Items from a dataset
* BEGIN *

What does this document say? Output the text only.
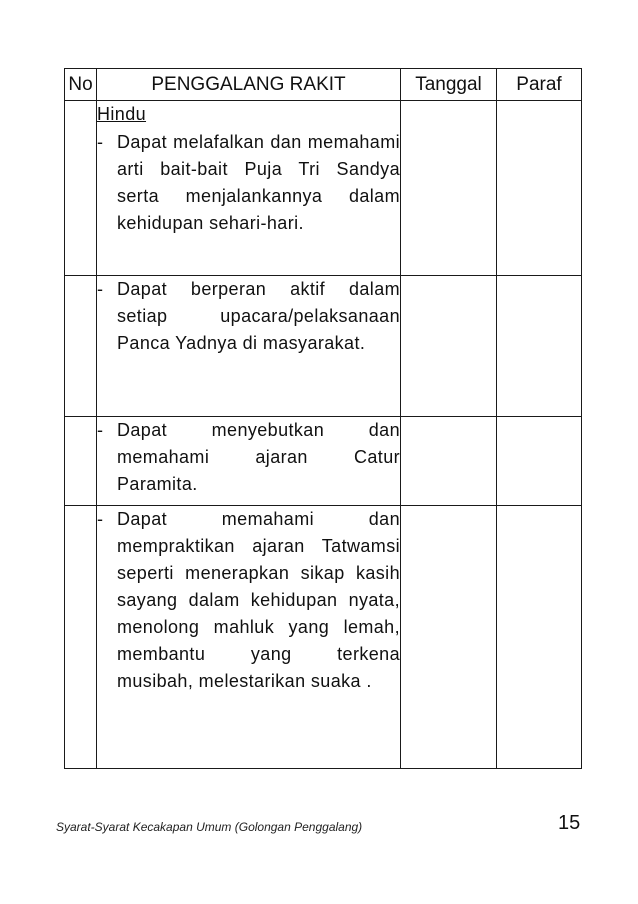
No	PENGGALANG RAKIT	Tanggal	Paraf

	Hindu
- Dapat melafalkan dan memahami arti bait-bait Puja Tri Sandya serta menjalankannya dalam kehidupan sehari-hari.		

	- Dapat berperan aktif dalam setiap upacara/pelaksanaan Panca Yadnya di masyarakat.		

	- Dapat menyebutkan dan memahami ajaran Catur Paramita.		

	- Dapat memahami dan mempraktikan ajaran Tatwamsi seperti menerapkan sikap kasih sayang dalam kehidupan nyata, menolong mahluk yang lemah, membantu yang terkena musibah, melestarikan suaka .		

Syarat-Syarat Kecakapan Umum (Golongan Penggalang)	15
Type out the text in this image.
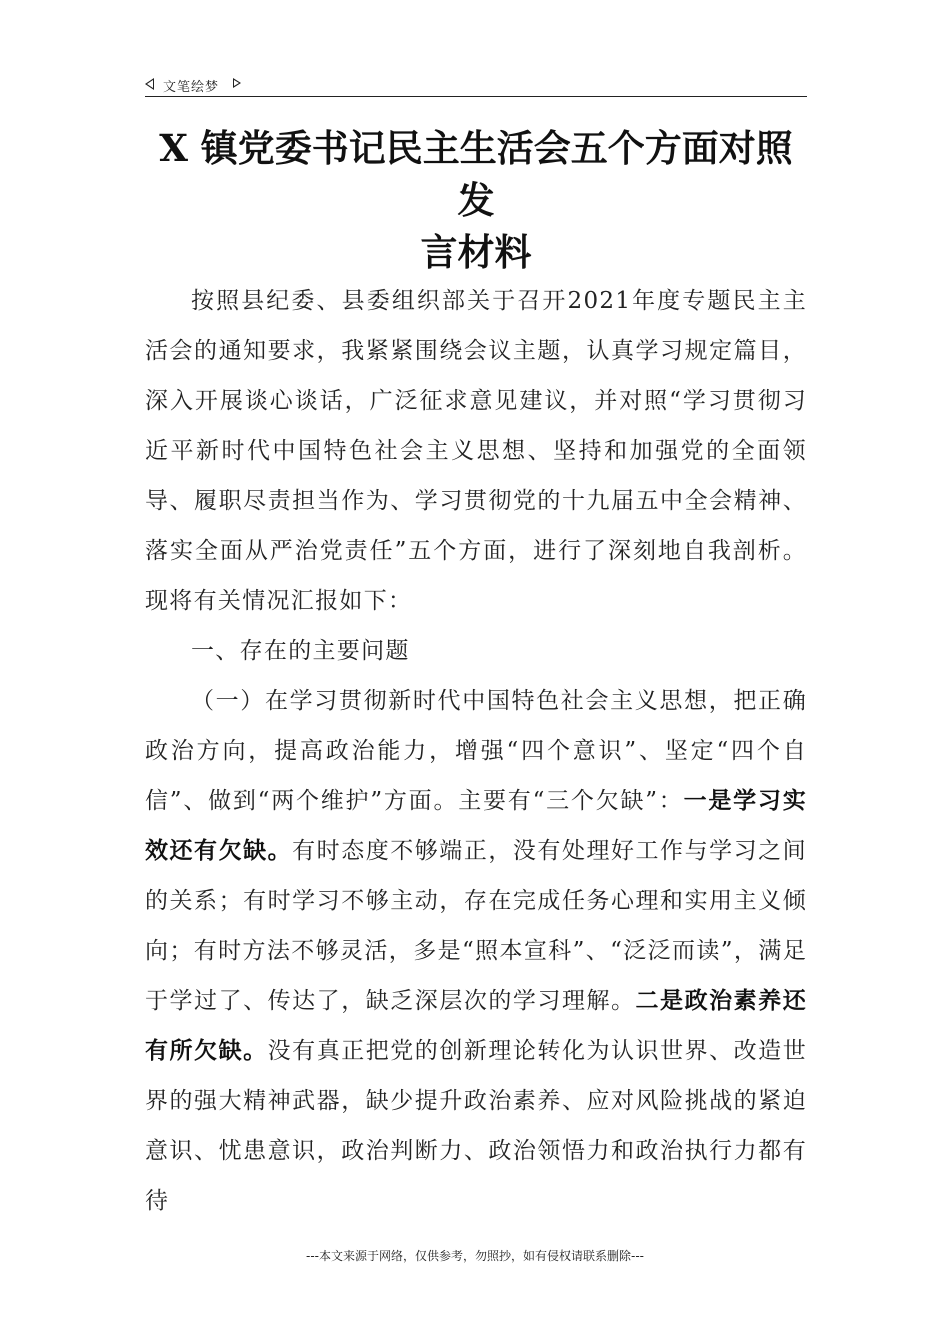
文笔绘梦
X 镇党委书记民主生活会五个方面对照发
言材料

按照县纪委、县委组织部关于召开2021年度专题民主主活会的通知要求，我紧紧围绕会议主题，认真学习规定篇目，深入开展谈心谈话，广泛征求意见建议，并对照“学习贯彻习近平新时代中国特色社会主义思想、坚持和加强党的全面领导、履职尽责担当作为、学习贯彻党的十九届五中全会精神、落实全面从严治党责任”五个方面，进行了深刻地自我剖析。现将有关情况汇报如下：

一、存在的主要问题

（一）在学习贯彻新时代中国特色社会主义思想，把正确政治方向，提高政治能力，增强“四个意识”、坚定“四个自信”、做到“两个维护”方面。主要有“三个欠缺”：一是学习实效还有欠缺。有时态度不够端正，没有处理好工作与学习之间的关系；有时学习不够主动，存在完成任务心理和实用主义倾向；有时方法不够灵活，多是“照本宣科”、“泛泛而读”，满足于学过了、传达了，缺乏深层次的学习理解。二是政治素养还有所欠缺。没有真正把党的创新理论转化为认识世界、改造世界的强大精神武器，缺少提升政治素养、应对风险挑战的紧迫意识、忧患意识，政治判断力、政治领悟力和政治执行力都有待

---本文来源于网络，仅供参考，勿照抄，如有侵权请联系删除---
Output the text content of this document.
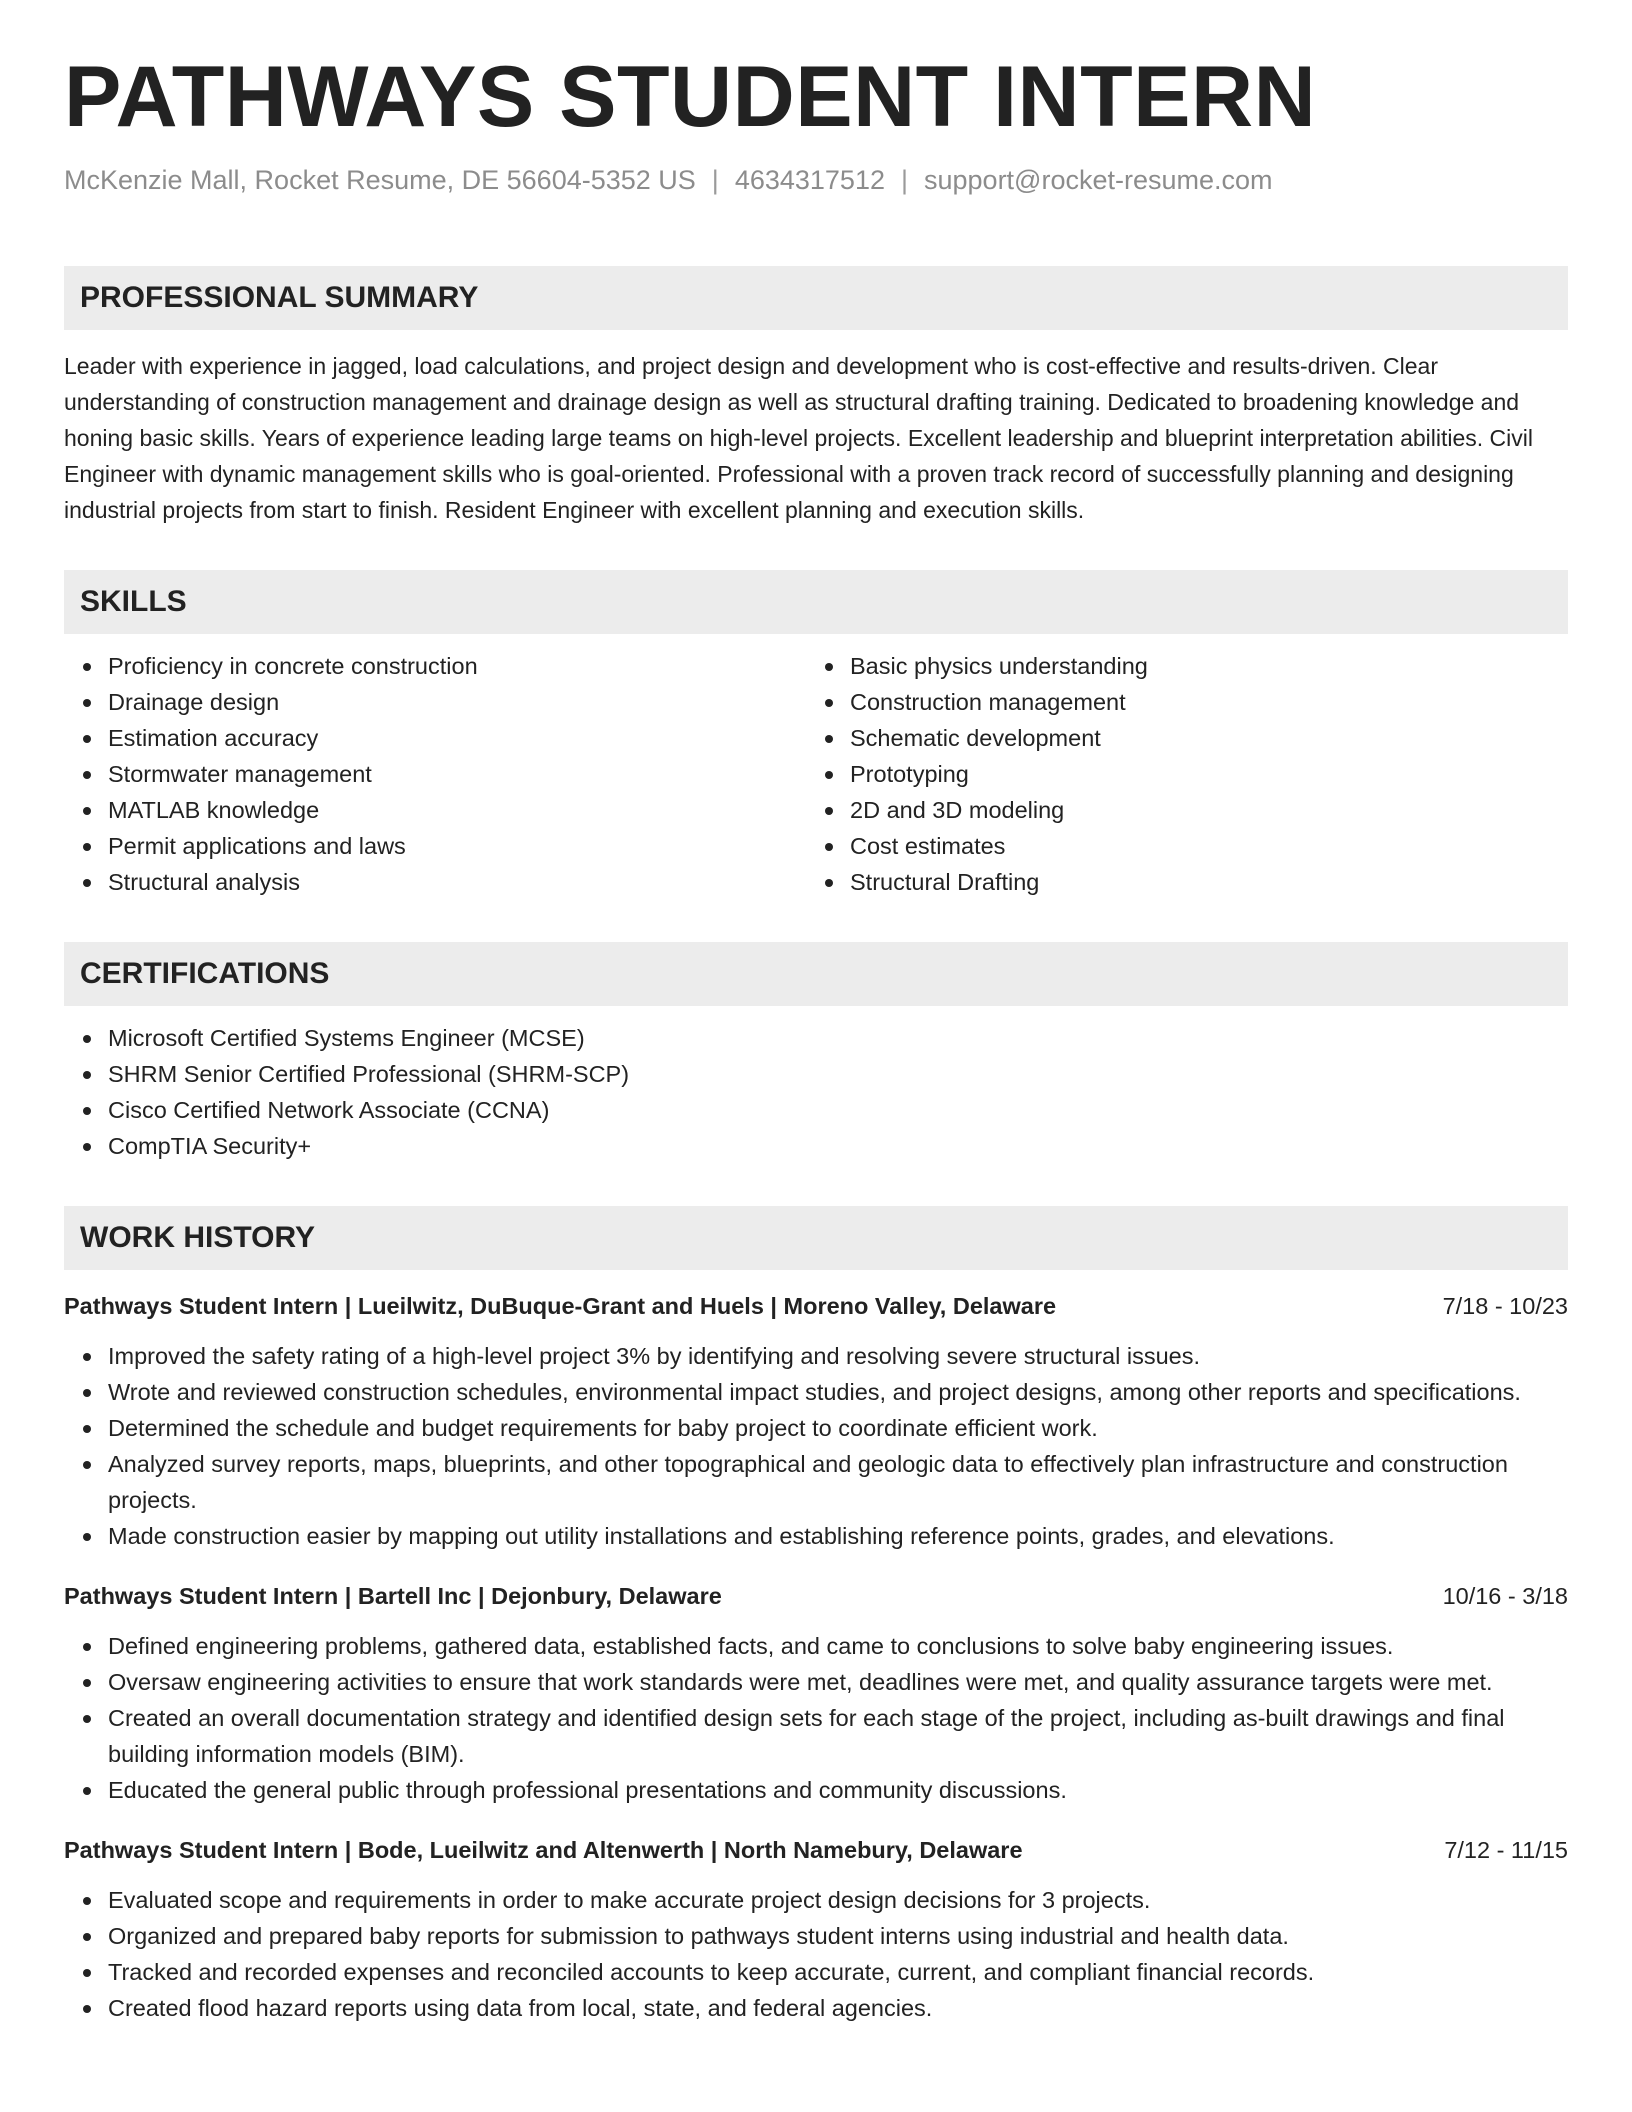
PATHWAYS STUDENT INTERN
McKenzie Mall, Rocket Resume, DE 56604-5352 US | 4634317512 | support@rocket-resume.com
PROFESSIONAL SUMMARY
Leader with experience in jagged, load calculations, and project design and development who is cost-effective and results-driven. Clear understanding of construction management and drainage design as well as structural drafting training. Dedicated to broadening knowledge and honing basic skills. Years of experience leading large teams on high-level projects. Excellent leadership and blueprint interpretation abilities. Civil Engineer with dynamic management skills who is goal-oriented. Professional with a proven track record of successfully planning and designing industrial projects from start to finish. Resident Engineer with excellent planning and execution skills.
SKILLS
Proficiency in concrete construction
Drainage design
Estimation accuracy
Stormwater management
MATLAB knowledge
Permit applications and laws
Structural analysis
Basic physics understanding
Construction management
Schematic development
Prototyping
2D and 3D modeling
Cost estimates
Structural Drafting
CERTIFICATIONS
Microsoft Certified Systems Engineer (MCSE)
SHRM Senior Certified Professional (SHRM-SCP)
Cisco Certified Network Associate (CCNA)
CompTIA Security+
WORK HISTORY
Pathways Student Intern | Lueilwitz, DuBuque-Grant and Huels | Moreno Valley, Delaware	7/18 - 10/23
Improved the safety rating of a high-level project 3% by identifying and resolving severe structural issues.
Wrote and reviewed construction schedules, environmental impact studies, and project designs, among other reports and specifications.
Determined the schedule and budget requirements for baby project to coordinate efficient work.
Analyzed survey reports, maps, blueprints, and other topographical and geologic data to effectively plan infrastructure and construction projects.
Made construction easier by mapping out utility installations and establishing reference points, grades, and elevations.
Pathways Student Intern | Bartell Inc | Dejonbury, Delaware	10/16 - 3/18
Defined engineering problems, gathered data, established facts, and came to conclusions to solve baby engineering issues.
Oversaw engineering activities to ensure that work standards were met, deadlines were met, and quality assurance targets were met.
Created an overall documentation strategy and identified design sets for each stage of the project, including as-built drawings and final building information models (BIM).
Educated the general public through professional presentations and community discussions.
Pathways Student Intern | Bode, Lueilwitz and Altenwerth | North Namebury, Delaware	7/12 - 11/15
Evaluated scope and requirements in order to make accurate project design decisions for 3 projects.
Organized and prepared baby reports for submission to pathways student interns using industrial and health data.
Tracked and recorded expenses and reconciled accounts to keep accurate, current, and compliant financial records.
Created flood hazard reports using data from local, state, and federal agencies.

* END *

_Work to do_
Retype the data above exactly; pictures are not part of the copy.

_Reply to the exercise_
What does this document say? Output the text only.
No	PENGGALANG RAKIT	Tanggal	Paraf

	Hindu
- Dapat melafalkan dan memahami arti bait-bait Puja Tri Sandya serta menjalankannya dalam kehidupan sehari-hari.		

	- Dapat berperan aktif dalam setiap upacara/pelaksanaan Panca Yadnya di masyarakat.		

	- Dapat menyebutkan dan memahami ajaran Catur Paramita.		

	- Dapat memahami dan mempraktikan ajaran Tatwamsi seperti menerapkan sikap kasih sayang dalam kehidupan nyata, menolong mahluk yang lemah, membantu yang terkena musibah, melestarikan suaka .		

Syarat-Syarat Kecakapan Umum (Golongan Penggalang)	15
Type out the text in this image.
文笔绘梦
X 镇党委书记民主生活会五个方面对照发
言材料

按照县纪委、县委组织部关于召开2021年度专题民主主活会的通知要求，我紧紧围绕会议主题，认真学习规定篇目，深入开展谈心谈话，广泛征求意见建议，并对照“学习贯彻习近平新时代中国特色社会主义思想、坚持和加强党的全面领导、履职尽责担当作为、学习贯彻党的十九届五中全会精神、落实全面从严治党责任”五个方面，进行了深刻地自我剖析。现将有关情况汇报如下：

一、存在的主要问题

（一）在学习贯彻新时代中国特色社会主义思想，把正确政治方向，提高政治能力，增强“四个意识”、坚定“四个自信”、做到“两个维护”方面。主要有“三个欠缺”：一是学习实效还有欠缺。有时态度不够端正，没有处理好工作与学习之间的关系；有时学习不够主动，存在完成任务心理和实用主义倾向；有时方法不够灵活，多是“照本宣科”、“泛泛而读”，满足于学过了、传达了，缺乏深层次的学习理解。二是政治素养还有所欠缺。没有真正把党的创新理论转化为认识世界、改造世界的强大精神武器，缺少提升政治素养、应对风险挑战的紧迫意识、忧患意识，政治判断力、政治领悟力和政治执行力都有待

---本文来源于网络，仅供参考，勿照抄，如有侵权请联系删除---
Output the text content of this document.
PATHWAYS STUDENT INTERN
McKenzie Mall, Rocket Resume, DE 56604-5352 US | 4634317512 | support@rocket-resume.com
PROFESSIONAL SUMMARY
Leader with experience in jagged, load calculations, and project design and development who is cost-effective and results-driven. Clear understanding of construction management and drainage design as well as structural drafting training. Dedicated to broadening knowledge and honing basic skills. Years of experience leading large teams on high-level projects. Excellent leadership and blueprint interpretation abilities. Civil Engineer with dynamic management skills who is goal-oriented. Professional with a proven track record of successfully planning and designing industrial projects from start to finish. Resident Engineer with excellent planning and execution skills.
SKILLS
Proficiency in concrete construction
Drainage design
Estimation accuracy
Stormwater management
MATLAB knowledge
Permit applications and laws
Structural analysis
Basic physics understanding
Construction management
Schematic development
Prototyping
2D and 3D modeling
Cost estimates
Structural Drafting
CERTIFICATIONS
Microsoft Certified Systems Engineer (MCSE)
SHRM Senior Certified Professional (SHRM-SCP)
Cisco Certified Network Associate (CCNA)
CompTIA Security+
WORK HISTORY
Pathways Student Intern | Lueilwitz, DuBuque-Grant and Huels | Moreno Valley, Delaware	7/18 - 10/23
Improved the safety rating of a high-level project 3% by identifying and resolving severe structural issues.
Wrote and reviewed construction schedules, environmental impact studies, and project designs, among other reports and specifications.
Determined the schedule and budget requirements for baby project to coordinate efficient work.
Analyzed survey reports, maps, blueprints, and other topographical and geologic data to effectively plan infrastructure and construction projects.
Made construction easier by mapping out utility installations and establishing reference points, grades, and elevations.
Pathways Student Intern | Bartell Inc | Dejonbury, Delaware	10/16 - 3/18
Defined engineering problems, gathered data, established facts, and came to conclusions to solve baby engineering issues.
Oversaw engineering activities to ensure that work standards were met, deadlines were met, and quality assurance targets were met.
Created an overall documentation strategy and identified design sets for each stage of the project, including as-built drawings and final building information models (BIM).
Educated the general public through professional presentations and community discussions.
Pathways Student Intern | Bode, Lueilwitz and Altenwerth | North Namebury, Delaware	7/12 - 11/15
Evaluated scope and requirements in order to make accurate project design decisions for 3 projects.
Organized and prepared baby reports for submission to pathways student interns using industrial and health data.
Tracked and recorded expenses and reconciled accounts to keep accurate, current, and compliant financial records.
Created flood hazard reports using data from local, state, and federal agencies.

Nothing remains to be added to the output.